• SHORT EXERCISE
Your answer is a single number: the count of lines that contain the string "this".

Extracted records
☆ ☆ ☆ ☆ ☆
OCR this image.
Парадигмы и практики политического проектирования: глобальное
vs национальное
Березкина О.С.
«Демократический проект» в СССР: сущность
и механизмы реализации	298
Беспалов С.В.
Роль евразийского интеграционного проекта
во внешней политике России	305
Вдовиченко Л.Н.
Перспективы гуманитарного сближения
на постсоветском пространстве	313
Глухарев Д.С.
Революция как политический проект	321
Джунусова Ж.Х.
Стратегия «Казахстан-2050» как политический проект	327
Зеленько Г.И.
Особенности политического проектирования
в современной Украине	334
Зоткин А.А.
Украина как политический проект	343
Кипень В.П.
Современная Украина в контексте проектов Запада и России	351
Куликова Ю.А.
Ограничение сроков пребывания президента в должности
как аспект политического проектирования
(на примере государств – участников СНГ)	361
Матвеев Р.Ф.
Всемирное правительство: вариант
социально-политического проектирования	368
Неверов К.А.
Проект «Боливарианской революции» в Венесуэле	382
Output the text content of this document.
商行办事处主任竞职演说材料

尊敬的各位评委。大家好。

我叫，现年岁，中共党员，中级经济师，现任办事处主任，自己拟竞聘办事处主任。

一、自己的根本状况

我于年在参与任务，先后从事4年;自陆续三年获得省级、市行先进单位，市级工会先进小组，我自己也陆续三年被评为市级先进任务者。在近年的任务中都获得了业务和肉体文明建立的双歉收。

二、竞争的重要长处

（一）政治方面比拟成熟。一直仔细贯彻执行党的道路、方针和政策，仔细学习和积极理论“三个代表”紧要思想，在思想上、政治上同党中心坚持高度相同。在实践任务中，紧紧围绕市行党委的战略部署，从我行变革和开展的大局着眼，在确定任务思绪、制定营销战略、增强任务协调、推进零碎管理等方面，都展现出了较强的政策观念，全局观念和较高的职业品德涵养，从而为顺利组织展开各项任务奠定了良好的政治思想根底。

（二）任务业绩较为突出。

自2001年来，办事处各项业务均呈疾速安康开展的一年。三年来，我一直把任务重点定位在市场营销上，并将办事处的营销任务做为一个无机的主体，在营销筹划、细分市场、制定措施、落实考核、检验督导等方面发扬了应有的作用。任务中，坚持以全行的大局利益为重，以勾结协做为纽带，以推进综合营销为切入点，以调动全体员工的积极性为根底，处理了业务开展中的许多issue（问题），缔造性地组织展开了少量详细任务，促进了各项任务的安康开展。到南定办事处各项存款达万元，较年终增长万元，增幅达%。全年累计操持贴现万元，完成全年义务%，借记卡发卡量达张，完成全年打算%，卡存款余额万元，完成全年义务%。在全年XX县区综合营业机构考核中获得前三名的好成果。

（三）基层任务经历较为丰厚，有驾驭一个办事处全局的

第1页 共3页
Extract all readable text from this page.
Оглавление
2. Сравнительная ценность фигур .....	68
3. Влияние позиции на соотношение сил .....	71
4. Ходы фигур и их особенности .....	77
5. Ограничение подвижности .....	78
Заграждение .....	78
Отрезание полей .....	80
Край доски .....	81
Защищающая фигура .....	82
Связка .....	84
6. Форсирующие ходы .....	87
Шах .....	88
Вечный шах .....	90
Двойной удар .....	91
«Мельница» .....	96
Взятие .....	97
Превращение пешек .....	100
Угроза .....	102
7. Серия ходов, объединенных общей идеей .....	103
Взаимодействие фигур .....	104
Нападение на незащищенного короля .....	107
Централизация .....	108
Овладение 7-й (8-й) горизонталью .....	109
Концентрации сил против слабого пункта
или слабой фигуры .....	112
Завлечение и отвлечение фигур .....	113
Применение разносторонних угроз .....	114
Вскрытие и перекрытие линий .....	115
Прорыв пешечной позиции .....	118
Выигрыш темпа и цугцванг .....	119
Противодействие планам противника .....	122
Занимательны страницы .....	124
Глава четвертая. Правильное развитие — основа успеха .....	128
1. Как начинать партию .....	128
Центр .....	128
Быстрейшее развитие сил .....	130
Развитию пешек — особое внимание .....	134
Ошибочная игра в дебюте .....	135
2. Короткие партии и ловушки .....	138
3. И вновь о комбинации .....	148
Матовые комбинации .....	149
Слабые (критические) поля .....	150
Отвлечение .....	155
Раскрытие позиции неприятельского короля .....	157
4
☆ ☆ ☆ ☆ ☆
• RESPONSE
3